*TEKST DO PRZECZYTANIA*:
JustPaste.it

Śląska dzieje uproszczone

43138bfb93f067eaef7487487926077b.jpgKiedyś czytelnik, pragnący zapoznać się z dziejami Śląska, tak Górnego, jak i Dolnego miał do wyboru tylko pracę Popiołka, która primo upraszczała te dzieje, sprowadzając je do nieustannego do konfliktu polsko-niemieckiego i całkowicie lekceważąc wpływ elementów trzecich tak wewnętrznych, jak i zewnętrznych, secundo, co zresztą zrozumiałe w tamtym okresie, skupiała się na historii politycznej, mniej uwagi przywiązując do kwestii kulturowych i religijnych.

 

W wolnej Polsce ukazał się szereg prac w mniejszym lub większym stopniu pozbawionych tych mankamentów. Między innymi w roku 2003 ukazała się książka zmarłego w 1999 wrocławskiego historyka, Wiesława Korty, zatytułowana Historia Śląska do 1763 roku. Niestety praca ta nie jest pozbawiona wszystkich mankamentów historii peerelowskiej.

 

W sprawach narodowościowych jest bowiem bardzo schematyczna. Dla Korty również dzieje Śląska, to dzieje polsko-niemieckiej rywalizacji na tych terenach. Najbardziej widać to w rozdziałach dotyczących wieków średnich. Po trzech rozdziałach wstępnych dotyczących geografii i pradziejów mamy rozdział czwarty, zatytułowany: W obrębie Państwa Polskiego (do 1372). Już ten tytuł jest nieścisły, wiemy bowiem, że przynależność państwowa Śląska w tym okresie była zmienna, czego zresztą Korta nie neguje, choć panowanie wielkomorawskie na tych terenach podważa, a czas trwania czeskiego do granic możliwości i prawdopodobieństwa skraca. Tu jednak jego wnioski choć jednostronne są uprawnione, z powodu skąpego materiału dokumentacyjnego . Bardziej kuriozalne są stwierdzenia na temat ludności Śląska w średniowieczu. Korta pisze m.in.: Śląsk do końca XII wieku był kraina zamieszkałą wyłącznie przez ludność polską. Świadczą o tym bezspornie zapisane w źródłach dziesiątki polskich nazw miejscowych i osobowych. Pozostanie dla mnie tajemnica jak Korta odróżnia nazwy polskie od czeskich, zwłaszcza zważywszy, ze mówimy o bardzo archaicznych formach obydwu języków, które były do siebie dużo bardziej zbliżone od dzisiejszych. Zresztą parę akapitów dalej sam sobie zaprzecza, przyznając, że Żydzi w śląskich miastach pojawili się już w tymże XII wieku. Podejrzenie, że Korta używa w stosunku do średniowiecza anachronicznej dziewiętnastowiecznej definicji narodowości, umacnia się, gdy czyta się takie słowa na stronie następnej: Zetknięcie się na Śląsku dwóch całkowicie odrębnych nacji, Polaków i Niemców, sprzyjało budzeniu się po obu stronach świadomości narodowościowej. Takie zjawiska owszem zachodziły, ale nie w wieku XIII, a kilka wieków później. Co więcej, Korta zdaje się przypisywać świadomość narodowościową również masom ludowym, co nie miało miejsca aż do XIX wieku.

*PODANE DANE*:

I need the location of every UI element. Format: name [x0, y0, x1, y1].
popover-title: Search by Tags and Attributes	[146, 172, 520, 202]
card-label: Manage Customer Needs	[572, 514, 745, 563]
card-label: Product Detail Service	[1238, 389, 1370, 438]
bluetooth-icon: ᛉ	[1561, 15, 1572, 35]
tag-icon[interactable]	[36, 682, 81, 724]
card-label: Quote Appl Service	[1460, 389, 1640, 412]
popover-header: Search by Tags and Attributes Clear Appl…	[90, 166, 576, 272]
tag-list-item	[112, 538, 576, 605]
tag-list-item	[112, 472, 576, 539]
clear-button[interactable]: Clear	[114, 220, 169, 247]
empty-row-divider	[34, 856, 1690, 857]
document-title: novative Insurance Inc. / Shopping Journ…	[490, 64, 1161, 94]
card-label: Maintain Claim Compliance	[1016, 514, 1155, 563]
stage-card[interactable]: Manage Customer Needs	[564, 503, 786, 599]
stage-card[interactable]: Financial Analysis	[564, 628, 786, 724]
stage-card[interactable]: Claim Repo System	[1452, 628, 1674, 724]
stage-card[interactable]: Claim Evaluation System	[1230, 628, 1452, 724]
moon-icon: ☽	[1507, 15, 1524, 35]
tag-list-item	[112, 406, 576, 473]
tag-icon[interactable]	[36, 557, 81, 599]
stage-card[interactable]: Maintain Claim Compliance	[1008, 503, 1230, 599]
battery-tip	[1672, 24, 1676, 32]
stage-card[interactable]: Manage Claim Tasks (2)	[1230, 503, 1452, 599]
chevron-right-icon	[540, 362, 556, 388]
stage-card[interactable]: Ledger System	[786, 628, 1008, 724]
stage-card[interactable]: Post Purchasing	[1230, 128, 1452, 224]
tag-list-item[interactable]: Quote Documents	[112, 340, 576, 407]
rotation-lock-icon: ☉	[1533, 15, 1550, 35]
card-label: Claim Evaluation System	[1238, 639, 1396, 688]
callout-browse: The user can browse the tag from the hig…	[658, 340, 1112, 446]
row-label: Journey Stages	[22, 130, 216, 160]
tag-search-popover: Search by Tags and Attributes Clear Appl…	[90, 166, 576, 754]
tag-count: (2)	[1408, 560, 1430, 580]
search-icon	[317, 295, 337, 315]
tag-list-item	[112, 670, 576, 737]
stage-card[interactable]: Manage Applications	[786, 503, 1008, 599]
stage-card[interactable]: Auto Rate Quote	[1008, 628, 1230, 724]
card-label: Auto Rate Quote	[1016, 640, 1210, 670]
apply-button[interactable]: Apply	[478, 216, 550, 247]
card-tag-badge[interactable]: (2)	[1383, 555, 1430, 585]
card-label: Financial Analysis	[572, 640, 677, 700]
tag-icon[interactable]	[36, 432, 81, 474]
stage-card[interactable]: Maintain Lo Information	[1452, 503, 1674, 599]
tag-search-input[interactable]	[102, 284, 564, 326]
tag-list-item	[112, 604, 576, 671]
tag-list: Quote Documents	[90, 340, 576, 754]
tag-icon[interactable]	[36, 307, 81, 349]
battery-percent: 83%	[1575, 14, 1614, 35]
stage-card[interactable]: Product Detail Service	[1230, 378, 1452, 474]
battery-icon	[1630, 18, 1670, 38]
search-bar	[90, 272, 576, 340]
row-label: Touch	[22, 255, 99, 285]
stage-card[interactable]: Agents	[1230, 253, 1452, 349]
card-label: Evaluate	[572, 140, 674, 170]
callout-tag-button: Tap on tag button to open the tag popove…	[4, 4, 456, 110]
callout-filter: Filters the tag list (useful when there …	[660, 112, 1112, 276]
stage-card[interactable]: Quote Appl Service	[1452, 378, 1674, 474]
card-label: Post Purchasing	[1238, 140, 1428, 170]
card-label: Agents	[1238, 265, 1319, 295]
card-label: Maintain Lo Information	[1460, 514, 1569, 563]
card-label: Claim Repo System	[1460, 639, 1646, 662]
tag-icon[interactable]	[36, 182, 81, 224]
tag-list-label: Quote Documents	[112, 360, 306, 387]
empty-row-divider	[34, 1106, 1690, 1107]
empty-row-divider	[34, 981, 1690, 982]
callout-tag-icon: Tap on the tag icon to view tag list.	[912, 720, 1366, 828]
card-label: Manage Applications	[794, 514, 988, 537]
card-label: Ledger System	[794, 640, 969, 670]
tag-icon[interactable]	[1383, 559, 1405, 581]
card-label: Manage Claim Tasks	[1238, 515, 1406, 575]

*CO ZROBIĆ*:
Odpowiedz krótko na pytania do tekstu o dziejach Śląska:
1. W którym roku ukazała się książka Wiesława Korty?
2. Jaki tytuł ma czwarty rozdział tej książki?
3. W którym wieku, jak przyznaje Korta, w śląskich miastach pojawili się Żydzi?

*TWOJA ODPOWIEDŹ*:
1. W 2003 roku.
2. „W obrębie Państwa Polskiego (do 1372)”.
3. W XII wieku.